- **INPUT DATA**:

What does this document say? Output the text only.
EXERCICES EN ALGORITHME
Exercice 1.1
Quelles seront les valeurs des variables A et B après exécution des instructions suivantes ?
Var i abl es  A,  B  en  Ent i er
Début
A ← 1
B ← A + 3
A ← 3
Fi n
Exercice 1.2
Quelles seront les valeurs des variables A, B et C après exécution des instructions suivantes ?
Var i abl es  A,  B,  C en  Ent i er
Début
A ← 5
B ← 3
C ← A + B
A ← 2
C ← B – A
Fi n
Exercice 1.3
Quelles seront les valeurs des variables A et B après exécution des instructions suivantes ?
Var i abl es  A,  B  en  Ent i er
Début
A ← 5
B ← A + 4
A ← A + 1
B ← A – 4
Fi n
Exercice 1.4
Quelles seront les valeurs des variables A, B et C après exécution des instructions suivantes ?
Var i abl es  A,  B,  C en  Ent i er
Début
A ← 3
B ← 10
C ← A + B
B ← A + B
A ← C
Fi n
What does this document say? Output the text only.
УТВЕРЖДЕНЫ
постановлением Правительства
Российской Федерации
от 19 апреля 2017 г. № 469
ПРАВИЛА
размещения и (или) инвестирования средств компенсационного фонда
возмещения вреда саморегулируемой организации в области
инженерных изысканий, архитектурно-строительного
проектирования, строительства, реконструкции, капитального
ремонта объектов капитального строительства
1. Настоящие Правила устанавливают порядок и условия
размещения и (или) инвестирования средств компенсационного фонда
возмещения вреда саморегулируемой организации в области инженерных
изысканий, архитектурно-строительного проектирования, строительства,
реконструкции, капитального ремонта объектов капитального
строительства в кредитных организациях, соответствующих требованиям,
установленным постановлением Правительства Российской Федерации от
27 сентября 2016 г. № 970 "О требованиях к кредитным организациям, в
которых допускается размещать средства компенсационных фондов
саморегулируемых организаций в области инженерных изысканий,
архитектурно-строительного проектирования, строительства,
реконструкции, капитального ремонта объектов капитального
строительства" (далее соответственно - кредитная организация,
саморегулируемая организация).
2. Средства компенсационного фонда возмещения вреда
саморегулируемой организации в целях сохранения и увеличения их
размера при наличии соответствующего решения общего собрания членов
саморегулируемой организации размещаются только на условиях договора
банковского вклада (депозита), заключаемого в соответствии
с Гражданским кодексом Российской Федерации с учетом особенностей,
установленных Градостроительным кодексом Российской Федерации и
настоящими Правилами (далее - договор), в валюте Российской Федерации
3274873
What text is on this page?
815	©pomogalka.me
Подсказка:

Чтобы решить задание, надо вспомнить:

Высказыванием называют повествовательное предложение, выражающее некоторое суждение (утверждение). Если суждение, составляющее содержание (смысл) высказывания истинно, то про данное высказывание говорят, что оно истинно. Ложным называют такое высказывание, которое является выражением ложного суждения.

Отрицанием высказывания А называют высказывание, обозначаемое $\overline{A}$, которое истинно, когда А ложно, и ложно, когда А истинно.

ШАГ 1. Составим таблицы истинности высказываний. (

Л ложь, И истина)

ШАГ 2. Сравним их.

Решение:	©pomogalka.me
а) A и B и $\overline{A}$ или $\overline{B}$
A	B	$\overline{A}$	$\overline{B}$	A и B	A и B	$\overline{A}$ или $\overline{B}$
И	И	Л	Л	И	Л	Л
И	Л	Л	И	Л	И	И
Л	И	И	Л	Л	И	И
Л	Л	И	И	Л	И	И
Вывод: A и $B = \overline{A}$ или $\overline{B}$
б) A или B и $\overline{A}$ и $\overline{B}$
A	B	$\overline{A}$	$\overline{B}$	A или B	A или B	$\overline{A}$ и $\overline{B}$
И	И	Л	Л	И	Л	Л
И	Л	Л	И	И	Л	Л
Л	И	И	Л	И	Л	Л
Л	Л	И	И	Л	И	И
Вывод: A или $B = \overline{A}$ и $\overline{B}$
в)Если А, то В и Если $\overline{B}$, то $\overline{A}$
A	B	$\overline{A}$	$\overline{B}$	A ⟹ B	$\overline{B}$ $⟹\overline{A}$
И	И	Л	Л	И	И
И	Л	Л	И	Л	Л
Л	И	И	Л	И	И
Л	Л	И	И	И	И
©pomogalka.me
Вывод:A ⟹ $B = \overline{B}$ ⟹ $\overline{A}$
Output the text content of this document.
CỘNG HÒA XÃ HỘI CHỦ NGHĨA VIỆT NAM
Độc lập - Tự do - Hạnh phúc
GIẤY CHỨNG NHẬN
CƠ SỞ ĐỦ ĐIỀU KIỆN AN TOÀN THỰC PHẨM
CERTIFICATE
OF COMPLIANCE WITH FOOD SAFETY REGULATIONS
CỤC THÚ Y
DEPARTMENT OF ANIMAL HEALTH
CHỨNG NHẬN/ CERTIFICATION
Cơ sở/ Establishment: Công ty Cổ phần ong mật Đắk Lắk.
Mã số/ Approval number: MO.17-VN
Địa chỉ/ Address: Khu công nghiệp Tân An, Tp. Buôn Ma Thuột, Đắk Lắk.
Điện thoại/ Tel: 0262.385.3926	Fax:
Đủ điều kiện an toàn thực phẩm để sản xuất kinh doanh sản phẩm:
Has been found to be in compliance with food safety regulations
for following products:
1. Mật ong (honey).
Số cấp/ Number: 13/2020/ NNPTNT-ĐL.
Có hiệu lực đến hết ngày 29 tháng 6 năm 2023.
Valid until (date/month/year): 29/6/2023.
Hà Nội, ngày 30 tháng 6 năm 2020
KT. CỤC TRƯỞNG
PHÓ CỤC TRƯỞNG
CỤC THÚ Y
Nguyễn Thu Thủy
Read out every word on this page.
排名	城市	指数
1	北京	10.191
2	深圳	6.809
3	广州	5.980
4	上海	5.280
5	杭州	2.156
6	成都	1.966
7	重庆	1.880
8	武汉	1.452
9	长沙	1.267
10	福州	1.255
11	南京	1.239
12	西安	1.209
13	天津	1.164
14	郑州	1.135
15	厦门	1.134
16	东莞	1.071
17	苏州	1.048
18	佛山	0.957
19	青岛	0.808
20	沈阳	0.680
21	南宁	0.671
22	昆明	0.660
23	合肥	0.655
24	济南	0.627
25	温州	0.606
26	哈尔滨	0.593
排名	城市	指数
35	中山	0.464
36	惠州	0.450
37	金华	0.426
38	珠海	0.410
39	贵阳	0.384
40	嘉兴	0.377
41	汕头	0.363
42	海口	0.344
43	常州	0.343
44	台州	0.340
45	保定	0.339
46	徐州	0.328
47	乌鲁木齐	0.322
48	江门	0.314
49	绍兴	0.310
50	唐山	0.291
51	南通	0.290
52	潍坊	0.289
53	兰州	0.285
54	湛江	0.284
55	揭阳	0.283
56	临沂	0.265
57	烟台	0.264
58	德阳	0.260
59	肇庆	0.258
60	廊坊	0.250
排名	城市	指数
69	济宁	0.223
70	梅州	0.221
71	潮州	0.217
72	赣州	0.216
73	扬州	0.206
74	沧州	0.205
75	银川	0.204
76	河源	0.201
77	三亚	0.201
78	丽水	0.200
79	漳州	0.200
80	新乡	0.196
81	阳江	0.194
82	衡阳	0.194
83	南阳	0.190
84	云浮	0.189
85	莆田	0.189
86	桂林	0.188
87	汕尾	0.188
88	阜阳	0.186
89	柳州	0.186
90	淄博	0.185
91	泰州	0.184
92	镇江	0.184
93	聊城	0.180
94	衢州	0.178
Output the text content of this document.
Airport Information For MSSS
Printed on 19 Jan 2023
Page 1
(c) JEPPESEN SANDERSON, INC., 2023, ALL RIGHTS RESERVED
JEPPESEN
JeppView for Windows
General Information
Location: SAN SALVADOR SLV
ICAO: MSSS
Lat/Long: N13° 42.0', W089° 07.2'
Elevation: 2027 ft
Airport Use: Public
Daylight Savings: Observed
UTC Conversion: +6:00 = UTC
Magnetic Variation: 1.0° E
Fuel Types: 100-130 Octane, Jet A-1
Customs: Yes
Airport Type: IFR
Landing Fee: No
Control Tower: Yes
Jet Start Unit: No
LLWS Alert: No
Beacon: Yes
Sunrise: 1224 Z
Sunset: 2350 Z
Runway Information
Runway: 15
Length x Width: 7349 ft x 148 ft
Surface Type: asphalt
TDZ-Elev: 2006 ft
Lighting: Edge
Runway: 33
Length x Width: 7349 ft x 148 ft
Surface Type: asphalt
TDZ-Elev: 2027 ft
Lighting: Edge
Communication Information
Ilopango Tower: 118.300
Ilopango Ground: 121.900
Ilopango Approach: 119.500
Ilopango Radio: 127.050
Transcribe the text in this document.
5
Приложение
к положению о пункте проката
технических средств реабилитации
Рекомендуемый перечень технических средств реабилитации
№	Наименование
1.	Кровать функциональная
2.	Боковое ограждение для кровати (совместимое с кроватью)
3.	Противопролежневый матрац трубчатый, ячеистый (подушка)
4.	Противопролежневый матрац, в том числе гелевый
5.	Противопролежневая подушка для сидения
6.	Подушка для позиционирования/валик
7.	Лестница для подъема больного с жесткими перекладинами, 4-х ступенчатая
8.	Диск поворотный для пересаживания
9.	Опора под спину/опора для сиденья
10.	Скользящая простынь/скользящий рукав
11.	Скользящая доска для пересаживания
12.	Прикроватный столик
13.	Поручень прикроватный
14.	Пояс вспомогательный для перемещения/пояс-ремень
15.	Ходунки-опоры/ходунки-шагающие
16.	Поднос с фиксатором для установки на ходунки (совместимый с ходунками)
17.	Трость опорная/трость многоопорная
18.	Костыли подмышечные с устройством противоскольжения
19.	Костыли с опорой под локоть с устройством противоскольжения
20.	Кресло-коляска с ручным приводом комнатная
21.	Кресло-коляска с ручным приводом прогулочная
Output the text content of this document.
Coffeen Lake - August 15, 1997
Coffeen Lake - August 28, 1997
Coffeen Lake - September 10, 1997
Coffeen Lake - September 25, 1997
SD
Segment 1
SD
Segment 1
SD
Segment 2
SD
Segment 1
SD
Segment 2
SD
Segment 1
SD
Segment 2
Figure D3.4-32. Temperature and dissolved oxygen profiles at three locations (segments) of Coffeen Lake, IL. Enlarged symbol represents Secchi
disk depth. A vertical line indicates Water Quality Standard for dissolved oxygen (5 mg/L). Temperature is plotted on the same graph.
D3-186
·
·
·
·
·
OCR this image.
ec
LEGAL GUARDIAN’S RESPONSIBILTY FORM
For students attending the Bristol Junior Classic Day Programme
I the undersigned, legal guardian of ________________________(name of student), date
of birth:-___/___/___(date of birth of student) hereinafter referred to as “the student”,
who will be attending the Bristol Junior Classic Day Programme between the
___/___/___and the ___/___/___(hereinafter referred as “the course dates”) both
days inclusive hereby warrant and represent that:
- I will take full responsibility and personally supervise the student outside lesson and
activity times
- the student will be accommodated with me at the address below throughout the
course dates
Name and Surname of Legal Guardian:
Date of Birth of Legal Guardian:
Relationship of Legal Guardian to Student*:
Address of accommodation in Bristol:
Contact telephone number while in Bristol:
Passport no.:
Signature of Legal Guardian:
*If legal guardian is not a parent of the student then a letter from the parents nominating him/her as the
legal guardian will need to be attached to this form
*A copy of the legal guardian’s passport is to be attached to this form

- **WORK REQUIRED**:
Extract every line from the records above that contains the word "инженерных".

- **TASK ANSWER**:
инженерных изысканий, архитектурно-строительного
возмещения вреда саморегулируемой организации в области инженерных
саморегулируемых организаций в области инженерных изысканий,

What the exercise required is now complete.